** Data supplied **
============

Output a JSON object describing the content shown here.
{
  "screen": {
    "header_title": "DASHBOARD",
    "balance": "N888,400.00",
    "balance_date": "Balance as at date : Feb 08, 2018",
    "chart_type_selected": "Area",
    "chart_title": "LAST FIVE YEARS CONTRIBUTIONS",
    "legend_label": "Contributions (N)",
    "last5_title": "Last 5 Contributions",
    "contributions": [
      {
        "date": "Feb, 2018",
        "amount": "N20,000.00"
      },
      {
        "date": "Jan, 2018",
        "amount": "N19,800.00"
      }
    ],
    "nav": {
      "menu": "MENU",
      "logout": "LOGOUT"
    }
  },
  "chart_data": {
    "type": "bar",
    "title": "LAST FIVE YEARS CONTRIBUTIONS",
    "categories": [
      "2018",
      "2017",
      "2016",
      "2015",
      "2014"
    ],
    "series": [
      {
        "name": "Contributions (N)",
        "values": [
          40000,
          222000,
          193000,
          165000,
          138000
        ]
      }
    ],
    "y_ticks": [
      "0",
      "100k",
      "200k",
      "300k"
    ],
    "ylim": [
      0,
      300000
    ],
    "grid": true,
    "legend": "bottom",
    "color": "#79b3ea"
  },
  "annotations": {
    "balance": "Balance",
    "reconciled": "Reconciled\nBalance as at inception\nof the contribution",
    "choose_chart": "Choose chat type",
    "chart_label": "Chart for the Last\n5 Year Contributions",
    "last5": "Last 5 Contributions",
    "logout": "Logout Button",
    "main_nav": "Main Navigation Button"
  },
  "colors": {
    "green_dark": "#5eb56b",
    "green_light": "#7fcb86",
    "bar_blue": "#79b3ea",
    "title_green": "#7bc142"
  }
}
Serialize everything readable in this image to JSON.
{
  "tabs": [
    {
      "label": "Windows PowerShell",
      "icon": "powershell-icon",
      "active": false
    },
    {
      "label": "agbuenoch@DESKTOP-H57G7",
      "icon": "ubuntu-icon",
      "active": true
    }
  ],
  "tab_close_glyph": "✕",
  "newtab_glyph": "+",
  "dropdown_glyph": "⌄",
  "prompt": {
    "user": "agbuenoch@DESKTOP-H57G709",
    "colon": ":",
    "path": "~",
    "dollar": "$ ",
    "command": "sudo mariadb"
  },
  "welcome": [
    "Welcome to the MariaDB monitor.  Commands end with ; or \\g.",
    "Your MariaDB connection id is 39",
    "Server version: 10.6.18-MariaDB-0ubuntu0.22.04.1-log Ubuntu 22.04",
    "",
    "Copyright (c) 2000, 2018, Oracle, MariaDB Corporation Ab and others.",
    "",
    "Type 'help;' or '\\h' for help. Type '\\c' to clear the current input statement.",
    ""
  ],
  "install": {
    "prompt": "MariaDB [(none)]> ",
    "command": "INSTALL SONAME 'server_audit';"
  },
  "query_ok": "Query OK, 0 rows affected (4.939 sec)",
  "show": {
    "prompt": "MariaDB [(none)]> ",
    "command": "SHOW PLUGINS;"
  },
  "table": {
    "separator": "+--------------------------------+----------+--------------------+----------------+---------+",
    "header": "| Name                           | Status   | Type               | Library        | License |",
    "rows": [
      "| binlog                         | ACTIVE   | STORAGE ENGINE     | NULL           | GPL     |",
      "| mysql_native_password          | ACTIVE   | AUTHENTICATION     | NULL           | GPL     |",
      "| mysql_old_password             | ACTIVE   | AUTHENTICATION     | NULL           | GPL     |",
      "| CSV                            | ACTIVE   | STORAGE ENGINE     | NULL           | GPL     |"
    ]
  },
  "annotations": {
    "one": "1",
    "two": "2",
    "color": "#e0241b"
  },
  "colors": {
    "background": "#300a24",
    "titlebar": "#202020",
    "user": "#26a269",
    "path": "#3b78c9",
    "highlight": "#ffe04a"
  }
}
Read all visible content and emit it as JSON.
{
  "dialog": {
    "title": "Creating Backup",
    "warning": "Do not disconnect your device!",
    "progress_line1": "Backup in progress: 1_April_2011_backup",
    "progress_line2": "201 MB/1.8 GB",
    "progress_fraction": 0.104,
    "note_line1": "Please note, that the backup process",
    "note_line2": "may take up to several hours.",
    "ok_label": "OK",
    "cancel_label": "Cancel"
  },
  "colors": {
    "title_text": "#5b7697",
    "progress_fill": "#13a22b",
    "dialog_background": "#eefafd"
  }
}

============

Quote the entire listing above exactly.

** Exercise solution **
Output a JSON object describing the content shown here.
{
  "screen": {
    "header_title": "DASHBOARD",
    "balance": "N888,400.00",
    "balance_date": "Balance as at date : Feb 08, 2018",
    "chart_type_selected": "Area",
    "chart_title": "LAST FIVE YEARS CONTRIBUTIONS",
    "legend_label": "Contributions (N)",
    "last5_title": "Last 5 Contributions",
    "contributions": [
      {
        "date": "Feb, 2018",
        "amount": "N20,000.00"
      },
      {
        "date": "Jan, 2018",
        "amount": "N19,800.00"
      }
    ],
    "nav": {
      "menu": "MENU",
      "logout": "LOGOUT"
    }
  },
  "chart_data": {
    "type": "bar",
    "title": "LAST FIVE YEARS CONTRIBUTIONS",
    "categories": [
      "2018",
      "2017",
      "2016",
      "2015",
      "2014"
    ],
    "series": [
      {
        "name": "Contributions (N)",
        "values": [
          40000,
          222000,
          193000,
          165000,
          138000
        ]
      }
    ],
    "y_ticks": [
      "0",
      "100k",
      "200k",
      "300k"
    ],
    "ylim": [
      0,
      300000
    ],
    "grid": true,
    "legend": "bottom",
    "color": "#79b3ea"
  },
  "annotations": {
    "balance": "Balance",
    "reconciled": "Reconciled\nBalance as at inception\nof the contribution",
    "choose_chart": "Choose chat type",
    "chart_label": "Chart for the Last\n5 Year Contributions",
    "last5": "Last 5 Contributions",
    "logout": "Logout Button",
    "main_nav": "Main Navigation Button"
  },
  "colors": {
    "green_dark": "#5eb56b",
    "green_light": "#7fcb86",
    "bar_blue": "#79b3ea",
    "title_green": "#7bc142"
  }
}
Serialize everything readable in this image to JSON.
{
  "tabs": [
    {
      "label": "Windows PowerShell",
      "icon": "powershell-icon",
      "active": false
    },
    {
      "label": "agbuenoch@DESKTOP-H57G7",
      "icon": "ubuntu-icon",
      "active": true
    }
  ],
  "tab_close_glyph": "✕",
  "newtab_glyph": "+",
  "dropdown_glyph": "⌄",
  "prompt": {
    "user": "agbuenoch@DESKTOP-H57G709",
    "colon": ":",
    "path": "~",
    "dollar": "$ ",
    "command": "sudo mariadb"
  },
  "welcome": [
    "Welcome to the MariaDB monitor.  Commands end with ; or \\g.",
    "Your MariaDB connection id is 39",
    "Server version: 10.6.18-MariaDB-0ubuntu0.22.04.1-log Ubuntu 22.04",
    "",
    "Copyright (c) 2000, 2018, Oracle, MariaDB Corporation Ab and others.",
    "",
    "Type 'help;' or '\\h' for help. Type '\\c' to clear the current input statement.",
    ""
  ],
  "install": {
    "prompt": "MariaDB [(none)]> ",
    "command": "INSTALL SONAME 'server_audit';"
  },
  "query_ok": "Query OK, 0 rows affected (4.939 sec)",
  "show": {
    "prompt": "MariaDB [(none)]> ",
    "command": "SHOW PLUGINS;"
  },
  "table": {
    "separator": "+--------------------------------+----------+--------------------+----------------+---------+",
    "header": "| Name                           | Status   | Type               | Library        | License |",
    "rows": [
      "| binlog                         | ACTIVE   | STORAGE ENGINE     | NULL           | GPL     |",
      "| mysql_native_password          | ACTIVE   | AUTHENTICATION     | NULL           | GPL     |",
      "| mysql_old_password             | ACTIVE   | AUTHENTICATION     | NULL           | GPL     |",
      "| CSV                            | ACTIVE   | STORAGE ENGINE     | NULL           | GPL     |"
    ]
  },
  "annotations": {
    "one": "1",
    "two": "2",
    "color": "#e0241b"
  },
  "colors": {
    "background": "#300a24",
    "titlebar": "#202020",
    "user": "#26a269",
    "path": "#3b78c9",
    "highlight": "#ffe04a"
  }
}
Read all visible content and emit it as JSON.
{
  "dialog": {
    "title": "Creating Backup",
    "warning": "Do not disconnect your device!",
    "progress_line1": "Backup in progress: 1_April_2011_backup",
    "progress_line2": "201 MB/1.8 GB",
    "progress_fraction": 0.104,
    "note_line1": "Please note, that the backup process",
    "note_line2": "may take up to several hours.",
    "ok_label": "OK",
    "cancel_label": "Cancel"
  },
  "colors": {
    "title_text": "#5b7697",
    "progress_fill": "#13a22b",
    "dialog_background": "#eefafd"
  }
}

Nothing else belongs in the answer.